# START OF Material provided
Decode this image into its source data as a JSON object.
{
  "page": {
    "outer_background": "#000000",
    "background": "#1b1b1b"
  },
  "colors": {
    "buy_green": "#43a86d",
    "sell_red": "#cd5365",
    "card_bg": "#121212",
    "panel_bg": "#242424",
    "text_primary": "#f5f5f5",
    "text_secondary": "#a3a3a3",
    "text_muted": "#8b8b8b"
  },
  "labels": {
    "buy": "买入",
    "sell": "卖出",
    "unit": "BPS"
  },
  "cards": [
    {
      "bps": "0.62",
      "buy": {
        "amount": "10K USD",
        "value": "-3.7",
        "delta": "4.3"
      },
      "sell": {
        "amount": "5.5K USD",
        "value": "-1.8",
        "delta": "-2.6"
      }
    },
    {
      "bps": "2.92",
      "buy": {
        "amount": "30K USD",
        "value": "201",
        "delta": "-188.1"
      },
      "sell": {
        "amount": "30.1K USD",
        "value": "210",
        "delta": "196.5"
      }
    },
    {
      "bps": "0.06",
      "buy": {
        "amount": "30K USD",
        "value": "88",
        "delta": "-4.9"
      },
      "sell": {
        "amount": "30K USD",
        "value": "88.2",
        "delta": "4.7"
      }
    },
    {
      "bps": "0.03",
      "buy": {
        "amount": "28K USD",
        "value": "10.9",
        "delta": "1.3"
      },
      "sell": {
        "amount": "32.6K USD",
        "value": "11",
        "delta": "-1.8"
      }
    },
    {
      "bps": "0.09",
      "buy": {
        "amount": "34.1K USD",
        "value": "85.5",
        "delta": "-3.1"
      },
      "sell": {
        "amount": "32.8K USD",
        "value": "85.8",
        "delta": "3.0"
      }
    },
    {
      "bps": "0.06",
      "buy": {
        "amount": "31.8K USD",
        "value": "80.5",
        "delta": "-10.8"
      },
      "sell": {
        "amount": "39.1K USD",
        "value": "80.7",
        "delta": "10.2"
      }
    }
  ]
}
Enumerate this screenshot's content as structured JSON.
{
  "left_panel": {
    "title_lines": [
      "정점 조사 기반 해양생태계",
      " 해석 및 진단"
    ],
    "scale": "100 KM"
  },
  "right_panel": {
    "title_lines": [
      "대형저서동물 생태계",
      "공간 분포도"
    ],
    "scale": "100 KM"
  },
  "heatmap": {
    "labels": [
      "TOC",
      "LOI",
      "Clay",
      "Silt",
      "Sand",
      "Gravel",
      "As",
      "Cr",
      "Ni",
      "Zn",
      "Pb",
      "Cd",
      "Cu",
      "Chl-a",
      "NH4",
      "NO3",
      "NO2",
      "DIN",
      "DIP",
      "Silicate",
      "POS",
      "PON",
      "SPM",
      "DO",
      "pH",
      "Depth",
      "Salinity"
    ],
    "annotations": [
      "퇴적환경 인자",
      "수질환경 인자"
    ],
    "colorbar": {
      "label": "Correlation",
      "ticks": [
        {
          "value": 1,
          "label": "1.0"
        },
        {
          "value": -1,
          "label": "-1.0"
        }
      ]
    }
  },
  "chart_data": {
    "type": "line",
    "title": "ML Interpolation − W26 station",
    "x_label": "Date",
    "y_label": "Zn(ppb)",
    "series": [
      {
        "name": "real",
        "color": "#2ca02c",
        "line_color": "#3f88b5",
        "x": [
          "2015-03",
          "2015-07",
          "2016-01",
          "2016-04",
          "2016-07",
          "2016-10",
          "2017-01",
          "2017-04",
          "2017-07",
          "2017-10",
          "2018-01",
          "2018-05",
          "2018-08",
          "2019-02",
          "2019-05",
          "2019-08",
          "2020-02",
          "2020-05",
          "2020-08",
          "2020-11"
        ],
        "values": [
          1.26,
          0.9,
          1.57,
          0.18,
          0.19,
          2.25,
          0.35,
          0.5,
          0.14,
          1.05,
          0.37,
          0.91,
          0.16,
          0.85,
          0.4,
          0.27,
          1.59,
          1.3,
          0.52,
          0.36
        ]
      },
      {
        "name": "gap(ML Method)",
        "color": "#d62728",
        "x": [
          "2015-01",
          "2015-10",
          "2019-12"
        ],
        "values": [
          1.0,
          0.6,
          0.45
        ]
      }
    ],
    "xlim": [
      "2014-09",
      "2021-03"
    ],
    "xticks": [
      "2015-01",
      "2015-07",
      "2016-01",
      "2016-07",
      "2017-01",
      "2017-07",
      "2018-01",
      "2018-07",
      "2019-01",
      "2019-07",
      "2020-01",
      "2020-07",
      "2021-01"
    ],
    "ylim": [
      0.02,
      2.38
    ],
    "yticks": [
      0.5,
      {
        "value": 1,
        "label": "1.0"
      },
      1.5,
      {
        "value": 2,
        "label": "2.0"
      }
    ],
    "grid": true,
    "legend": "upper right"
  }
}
# END OF Material provided
### Problem details:
Return the listing above in full, character for character.

### Finished answer:
Decode this image into its source data as a JSON object.
{
  "page": {
    "outer_background": "#000000",
    "background": "#1b1b1b"
  },
  "colors": {
    "buy_green": "#43a86d",
    "sell_red": "#cd5365",
    "card_bg": "#121212",
    "panel_bg": "#242424",
    "text_primary": "#f5f5f5",
    "text_secondary": "#a3a3a3",
    "text_muted": "#8b8b8b"
  },
  "labels": {
    "buy": "买入",
    "sell": "卖出",
    "unit": "BPS"
  },
  "cards": [
    {
      "bps": "0.62",
      "buy": {
        "amount": "10K USD",
        "value": "-3.7",
        "delta": "4.3"
      },
      "sell": {
        "amount": "5.5K USD",
        "value": "-1.8",
        "delta": "-2.6"
      }
    },
    {
      "bps": "2.92",
      "buy": {
        "amount": "30K USD",
        "value": "201",
        "delta": "-188.1"
      },
      "sell": {
        "amount": "30.1K USD",
        "value": "210",
        "delta": "196.5"
      }
    },
    {
      "bps": "0.06",
      "buy": {
        "amount": "30K USD",
        "value": "88",
        "delta": "-4.9"
      },
      "sell": {
        "amount": "30K USD",
        "value": "88.2",
        "delta": "4.7"
      }
    },
    {
      "bps": "0.03",
      "buy": {
        "amount": "28K USD",
        "value": "10.9",
        "delta": "1.3"
      },
      "sell": {
        "amount": "32.6K USD",
        "value": "11",
        "delta": "-1.8"
      }
    },
    {
      "bps": "0.09",
      "buy": {
        "amount": "34.1K USD",
        "value": "85.5",
        "delta": "-3.1"
      },
      "sell": {
        "amount": "32.8K USD",
        "value": "85.8",
        "delta": "3.0"
      }
    },
    {
      "bps": "0.06",
      "buy": {
        "amount": "31.8K USD",
        "value": "80.5",
        "delta": "-10.8"
      },
      "sell": {
        "amount": "39.1K USD",
        "value": "80.7",
        "delta": "10.2"
      }
    }
  ]
}
Enumerate this screenshot's content as structured JSON.
{
  "left_panel": {
    "title_lines": [
      "정점 조사 기반 해양생태계",
      " 해석 및 진단"
    ],
    "scale": "100 KM"
  },
  "right_panel": {
    "title_lines": [
      "대형저서동물 생태계",
      "공간 분포도"
    ],
    "scale": "100 KM"
  },
  "heatmap": {
    "labels": [
      "TOC",
      "LOI",
      "Clay",
      "Silt",
      "Sand",
      "Gravel",
      "As",
      "Cr",
      "Ni",
      "Zn",
      "Pb",
      "Cd",
      "Cu",
      "Chl-a",
      "NH4",
      "NO3",
      "NO2",
      "DIN",
      "DIP",
      "Silicate",
      "POS",
      "PON",
      "SPM",
      "DO",
      "pH",
      "Depth",
      "Salinity"
    ],
    "annotations": [
      "퇴적환경 인자",
      "수질환경 인자"
    ],
    "colorbar": {
      "label": "Correlation",
      "ticks": [
        {
          "value": 1,
          "label": "1.0"
        },
        {
          "value": -1,
          "label": "-1.0"
        }
      ]
    }
  },
  "chart_data": {
    "type": "line",
    "title": "ML Interpolation − W26 station",
    "x_label": "Date",
    "y_label": "Zn(ppb)",
    "series": [
      {
        "name": "real",
        "color": "#2ca02c",
        "line_color": "#3f88b5",
        "x": [
          "2015-03",
          "2015-07",
          "2016-01",
          "2016-04",
          "2016-07",
          "2016-10",
          "2017-01",
          "2017-04",
          "2017-07",
          "2017-10",
          "2018-01",
          "2018-05",
          "2018-08",
          "2019-02",
          "2019-05",
          "2019-08",
          "2020-02",
          "2020-05",
          "2020-08",
          "2020-11"
        ],
        "values": [
          1.26,
          0.9,
          1.57,
          0.18,
          0.19,
          2.25,
          0.35,
          0.5,
          0.14,
          1.05,
          0.37,
          0.91,
          0.16,
          0.85,
          0.4,
          0.27,
          1.59,
          1.3,
          0.52,
          0.36
        ]
      },
      {
        "name": "gap(ML Method)",
        "color": "#d62728",
        "x": [
          "2015-01",
          "2015-10",
          "2019-12"
        ],
        "values": [
          1.0,
          0.6,
          0.45
        ]
      }
    ],
    "xlim": [
      "2014-09",
      "2021-03"
    ],
    "xticks": [
      "2015-01",
      "2015-07",
      "2016-01",
      "2016-07",
      "2017-01",
      "2017-07",
      "2018-01",
      "2018-07",
      "2019-01",
      "2019-07",
      "2020-01",
      "2020-07",
      "2021-01"
    ],
    "ylim": [
      0.02,
      2.38
    ],
    "yticks": [
      0.5,
      {
        "value": 1,
        "label": "1.0"
      },
      1.5,
      {
        "value": 2,
        "label": "2.0"
      }
    ],
    "grid": true,
    "legend": "upper right"
  }
}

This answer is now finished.